Output only the count of lines that contain "structured".

### Record excerpts ###

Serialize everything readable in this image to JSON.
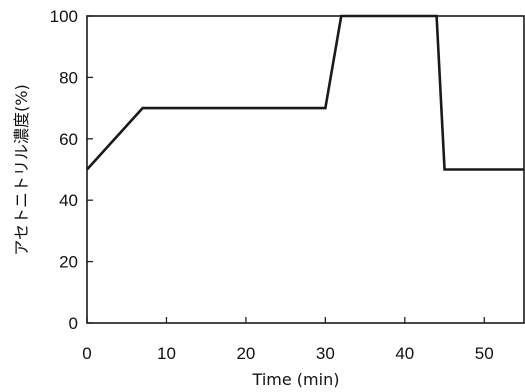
{
  "chart_data": {
    "type": "line",
    "title": "",
    "xlabel": "Time (min)",
    "ylabel": "アセトニトリル濃度(%)",
    "xlim": [
      0,
      55
    ],
    "ylim": [
      0,
      100
    ],
    "xticks": [
      0,
      10,
      20,
      30,
      40,
      50
    ],
    "yticks": [
      0,
      20,
      40,
      60,
      80,
      100
    ],
    "grid": false,
    "legend": "none",
    "series": [
      {
        "x": [
          0,
          7,
          30,
          32,
          44,
          45,
          55
        ],
        "y": [
          50,
          70,
          70,
          100,
          100,
          50,
          50
        ],
        "color": "#1a1a1a"
      }
    ]
  }
}
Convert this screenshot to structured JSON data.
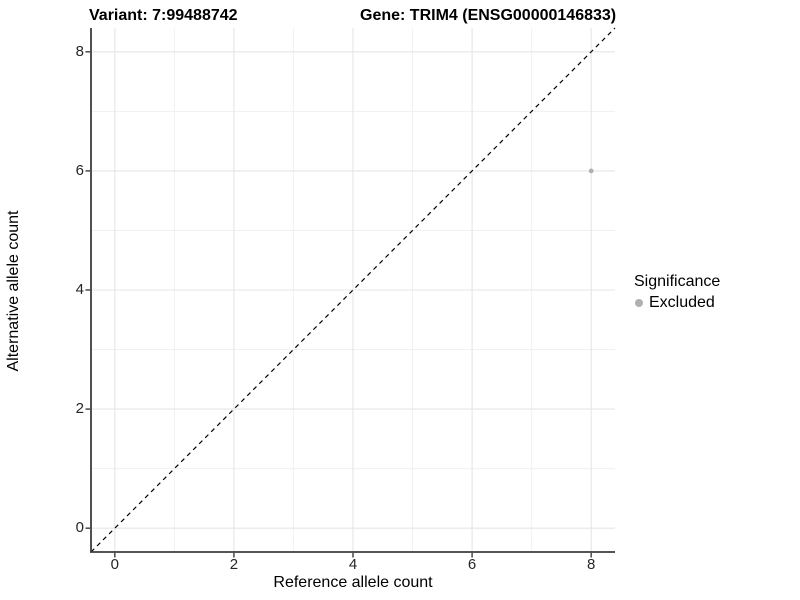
{
  "chart_data": {
    "type": "scatter",
    "titles": [
      "Variant: 7:99488742",
      "Gene: TRIM4 (ENSG00000146833)"
    ],
    "xlabel": "Reference allele count",
    "ylabel": "Alternative allele count",
    "xlim": [
      -0.4,
      8.4
    ],
    "ylim": [
      -0.4,
      8.4
    ],
    "x_ticks": [
      0,
      2,
      4,
      6,
      8
    ],
    "y_ticks": [
      0,
      2,
      4,
      6,
      8
    ],
    "x_minor_ticks": [
      1,
      3,
      5,
      7
    ],
    "y_minor_ticks": [
      1,
      3,
      5,
      7
    ],
    "grid": true,
    "legend_position": "right",
    "reference_line": {
      "type": "identity y=x",
      "style": "dashed",
      "color": "#000000"
    },
    "series": [
      {
        "name": "Excluded",
        "color": "#b0b0b0",
        "points": [
          {
            "x": 8,
            "y": 6
          }
        ]
      }
    ],
    "legend": {
      "title": "Significance",
      "items": [
        {
          "label": "Excluded",
          "color": "#b0b0b0"
        }
      ]
    },
    "colors": {
      "axis_line": "#3c3c3c",
      "tick_mark": "#3c3c3c",
      "grid_major": "#e5e5e5",
      "grid_minor": "#f1f1f1",
      "background": "#ffffff"
    }
  }
}
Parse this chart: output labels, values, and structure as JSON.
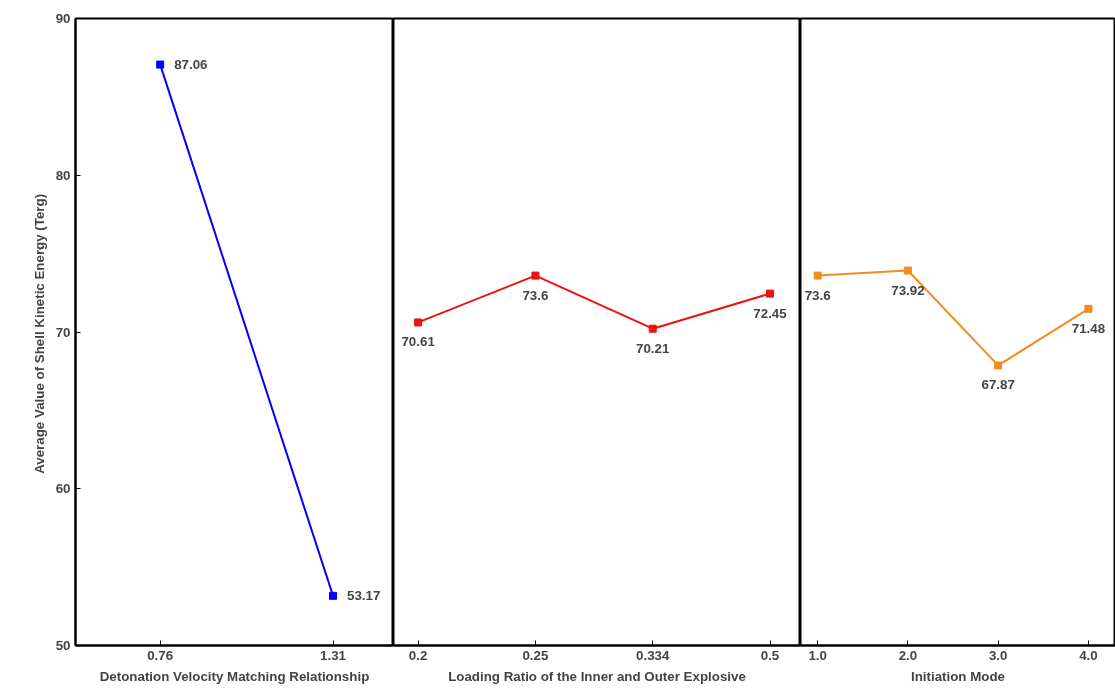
{
  "chart_data": [
    {
      "type": "line",
      "xlabel": "Detonation Velocity Matching Relationship",
      "ylabel": "Average Value of Shell Kinetic Energy  (Terg)",
      "categories": [
        "0.76",
        "1.31"
      ],
      "series": [
        {
          "color": "#0000ff",
          "values": [
            87.06,
            53.17
          ]
        }
      ],
      "ylim": [
        50,
        90
      ],
      "yticks": [
        50,
        60,
        70,
        80,
        90
      ],
      "marker": "square",
      "data_labels": true,
      "grid": false
    },
    {
      "type": "line",
      "xlabel": "Loading Ratio of the Inner and Outer Explosive",
      "categories": [
        "0.2",
        "0.25",
        "0.334",
        "0.5"
      ],
      "series": [
        {
          "color": "#ee1111",
          "values": [
            70.61,
            73.6,
            70.21,
            72.45
          ]
        }
      ],
      "ylim": [
        50,
        90
      ],
      "yticks": [
        50,
        60,
        70,
        80,
        90
      ],
      "tick_labels": "x",
      "marker": "square",
      "data_labels": true,
      "grid": false
    },
    {
      "type": "line",
      "xlabel": "Initiation Mode",
      "categories": [
        "1.0",
        "2.0",
        "3.0",
        "4.0"
      ],
      "series": [
        {
          "color": "#f28c1c",
          "values": [
            73.6,
            73.92,
            67.87,
            71.48
          ]
        }
      ],
      "ylim": [
        50,
        90
      ],
      "yticks": [
        50,
        60,
        70,
        80,
        90
      ],
      "tick_labels": "x",
      "marker": "square",
      "data_labels": true,
      "grid": false
    }
  ]
}
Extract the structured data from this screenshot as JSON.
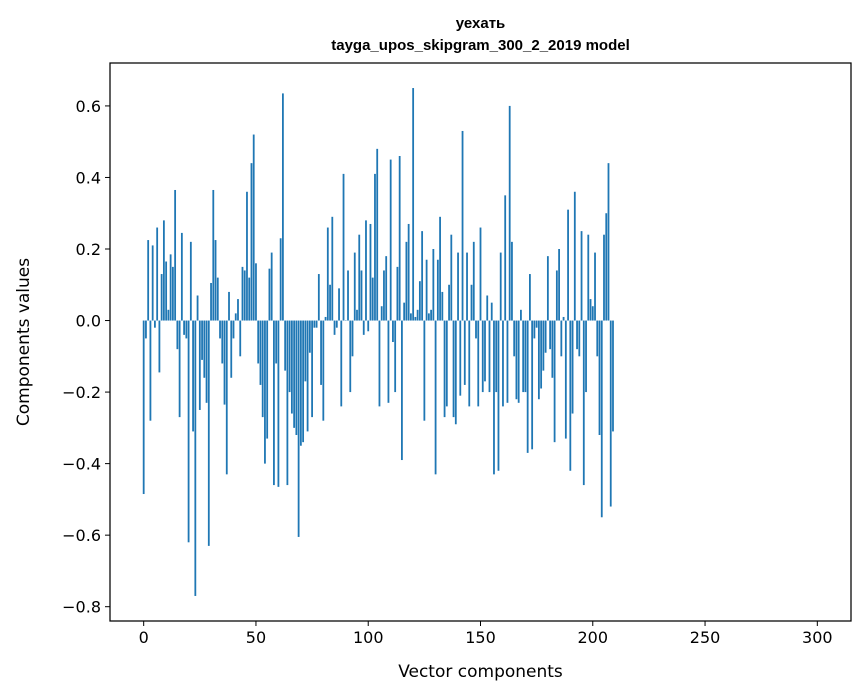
{
  "chart_data": {
    "type": "bar",
    "title_line1": "уехать",
    "title_line2": "tayga_upos_skipgram_300_2_2019 model",
    "xlabel": "Vector components",
    "ylabel": "Components values",
    "xlim": [
      -15,
      315
    ],
    "ylim": [
      -0.84,
      0.72
    ],
    "xticks": [
      0,
      50,
      100,
      150,
      200,
      250,
      300
    ],
    "xtick_labels": [
      "0",
      "50",
      "100",
      "150",
      "200",
      "250",
      "300"
    ],
    "yticks": [
      -0.8,
      -0.6,
      -0.4,
      -0.2,
      0.0,
      0.2,
      0.4,
      0.6
    ],
    "ytick_labels": [
      "−0.8",
      "−0.6",
      "−0.4",
      "−0.2",
      "0.0",
      "0.2",
      "0.4",
      "0.6"
    ],
    "bar_color": "#1f77b4",
    "values": [
      -0.485,
      -0.05,
      0.225,
      -0.28,
      0.21,
      -0.02,
      0.26,
      -0.145,
      0.13,
      0.28,
      0.165,
      0.03,
      0.185,
      0.15,
      0.365,
      -0.08,
      -0.27,
      0.245,
      -0.04,
      -0.05,
      -0.62,
      0.22,
      -0.31,
      -0.77,
      0.07,
      -0.25,
      -0.11,
      -0.16,
      -0.23,
      -0.63,
      0.105,
      0.365,
      0.225,
      0.12,
      -0.05,
      -0.12,
      -0.235,
      -0.43,
      0.08,
      -0.16,
      -0.05,
      0.02,
      0.06,
      -0.1,
      0.15,
      0.14,
      0.36,
      0.12,
      0.44,
      0.52,
      0.16,
      -0.12,
      -0.18,
      -0.27,
      -0.4,
      -0.33,
      0.145,
      0.19,
      -0.46,
      -0.12,
      -0.465,
      0.23,
      0.635,
      -0.14,
      -0.46,
      -0.2,
      -0.26,
      -0.3,
      -0.32,
      -0.605,
      -0.35,
      -0.34,
      -0.17,
      -0.31,
      -0.09,
      -0.27,
      -0.02,
      -0.02,
      0.13,
      -0.18,
      -0.28,
      0.01,
      0.26,
      0.1,
      0.29,
      -0.04,
      -0.02,
      0.09,
      -0.24,
      0.41,
      0.0,
      0.14,
      -0.2,
      -0.1,
      0.19,
      0.03,
      0.24,
      0.14,
      -0.04,
      0.28,
      -0.03,
      0.27,
      0.12,
      0.41,
      0.48,
      -0.24,
      0.04,
      0.14,
      0.18,
      -0.23,
      0.45,
      -0.06,
      -0.2,
      0.15,
      0.46,
      -0.39,
      0.05,
      0.22,
      0.27,
      0.02,
      0.65,
      0.01,
      0.03,
      0.11,
      0.25,
      -0.28,
      0.17,
      0.02,
      0.03,
      0.2,
      -0.43,
      0.17,
      0.29,
      0.08,
      -0.27,
      -0.24,
      0.1,
      0.24,
      -0.27,
      -0.29,
      0.19,
      -0.21,
      0.53,
      -0.18,
      0.19,
      -0.24,
      0.1,
      0.22,
      -0.05,
      -0.24,
      0.26,
      -0.2,
      -0.17,
      0.07,
      -0.2,
      0.05,
      -0.43,
      -0.2,
      -0.42,
      0.19,
      -0.24,
      0.35,
      -0.23,
      0.6,
      0.22,
      -0.1,
      -0.22,
      -0.23,
      0.03,
      -0.2,
      -0.2,
      -0.37,
      0.13,
      -0.36,
      -0.05,
      -0.02,
      -0.22,
      -0.19,
      -0.14,
      -0.09,
      0.18,
      -0.08,
      -0.16,
      -0.34,
      0.14,
      0.2,
      -0.1,
      0.01,
      -0.33,
      0.31,
      -0.42,
      -0.26,
      0.36,
      -0.08,
      -0.1,
      0.25,
      -0.46,
      -0.2,
      0.24,
      0.06,
      0.04,
      0.19,
      -0.1,
      -0.32,
      -0.55,
      0.24,
      0.3,
      0.44,
      -0.52,
      -0.31
    ]
  }
}
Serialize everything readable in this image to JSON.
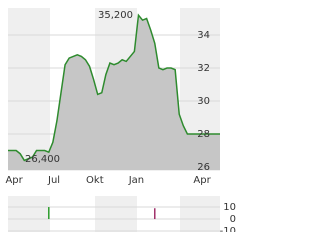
{
  "chart_data": [
    {
      "type": "area",
      "color": "#2e8b2e",
      "fill": "#c6c6c6",
      "x": [
        0,
        1,
        2,
        3,
        4,
        5,
        6,
        7,
        8,
        9,
        10,
        11,
        12,
        13,
        14,
        15,
        16,
        17,
        18,
        19,
        20,
        21,
        22,
        23,
        24,
        25,
        26,
        27,
        28,
        29,
        30,
        31,
        32,
        33,
        34,
        35,
        36,
        37,
        38,
        39,
        40,
        41,
        42,
        43,
        44,
        45,
        46,
        47,
        48,
        49,
        50,
        51,
        52
      ],
      "values": [
        27.0,
        27.0,
        27.0,
        26.8,
        26.4,
        26.5,
        26.6,
        27.0,
        27.0,
        27.0,
        26.9,
        27.5,
        28.8,
        30.5,
        32.2,
        32.6,
        32.7,
        32.8,
        32.7,
        32.5,
        32.1,
        31.3,
        30.4,
        30.5,
        31.6,
        32.3,
        32.2,
        32.3,
        32.5,
        32.4,
        32.7,
        33.0,
        35.2,
        34.9,
        35.0,
        34.3,
        33.5,
        32.0,
        31.9,
        32.0,
        32.0,
        31.9,
        29.2,
        28.5,
        28.0,
        28.0,
        28.0,
        28.0,
        28.0,
        28.0,
        28.0,
        28.0,
        28.0
      ],
      "xlim": [
        0,
        52
      ],
      "xticks": [
        {
          "value": 1.5,
          "label": "Apr"
        },
        {
          "value": 11.3,
          "label": "Jul"
        },
        {
          "value": 21.3,
          "label": "Okt"
        },
        {
          "value": 31.5,
          "label": "Jan"
        },
        {
          "value": 47.6,
          "label": "Apr"
        }
      ],
      "ylim": [
        25.8,
        35.6
      ],
      "yticks": [
        26,
        28,
        30,
        32,
        34
      ],
      "grid": true,
      "annotations": [
        "35,200",
        "26,400"
      ]
    },
    {
      "type": "bar",
      "x": [
        10,
        36
      ],
      "values": [
        10,
        9
      ],
      "colors": [
        "#2e9e2e",
        "#a0306a"
      ],
      "xlim": [
        0,
        52
      ],
      "ylim": [
        -10.8,
        19.2
      ],
      "yticks": [
        10,
        0,
        -10
      ],
      "grid": true
    }
  ]
}
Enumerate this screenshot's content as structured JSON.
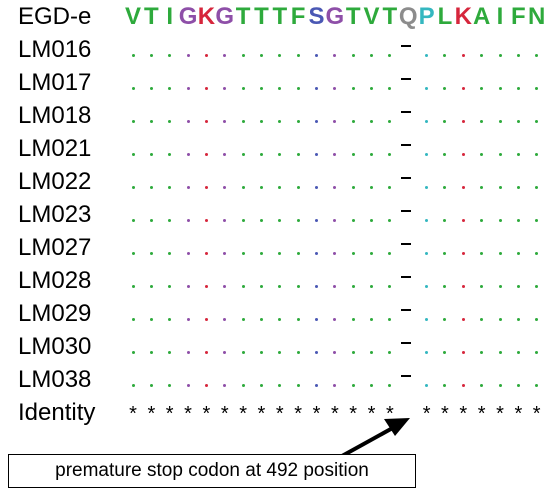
{
  "reference": {
    "label": "EGD-e",
    "residues": [
      "V",
      "T",
      "I",
      "G",
      "K",
      "G",
      "T",
      "T",
      "T",
      "F",
      "S",
      "G",
      "T",
      "V",
      "T",
      "Q",
      "P",
      "L",
      "K",
      "A",
      "I",
      "F",
      "N"
    ]
  },
  "residue_colors": {
    "V": "#2eaa3c",
    "T": "#2eaa3c",
    "F": "#2eaa3c",
    "L": "#2eaa3c",
    "A": "#2eaa3c",
    "I": "#2eaa3c",
    "N": "#2eaa3c",
    "G": "#8e4fa8",
    "K": "#d6263c",
    "S": "#4a58b4",
    "Q": "#8c8c8c",
    "P": "#34b7c0"
  },
  "rows": [
    {
      "label": "LM016"
    },
    {
      "label": "LM017"
    },
    {
      "label": "LM018"
    },
    {
      "label": "LM021"
    },
    {
      "label": "LM022"
    },
    {
      "label": "LM023"
    },
    {
      "label": "LM027"
    },
    {
      "label": "LM028"
    },
    {
      "label": "LM029"
    },
    {
      "label": "LM030"
    },
    {
      "label": "LM038"
    }
  ],
  "gap_position": 15,
  "identity": {
    "label": "Identity",
    "symbols": [
      "*",
      "*",
      "*",
      "*",
      "*",
      "*",
      "*",
      "*",
      "*",
      "*",
      "*",
      "*",
      "*",
      "*",
      "*",
      "",
      "*",
      "*",
      "*",
      "*",
      "*",
      "*",
      "*"
    ]
  },
  "callout": {
    "text": "premature stop codon at 492 position"
  }
}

###

**Response to the exercise:**
3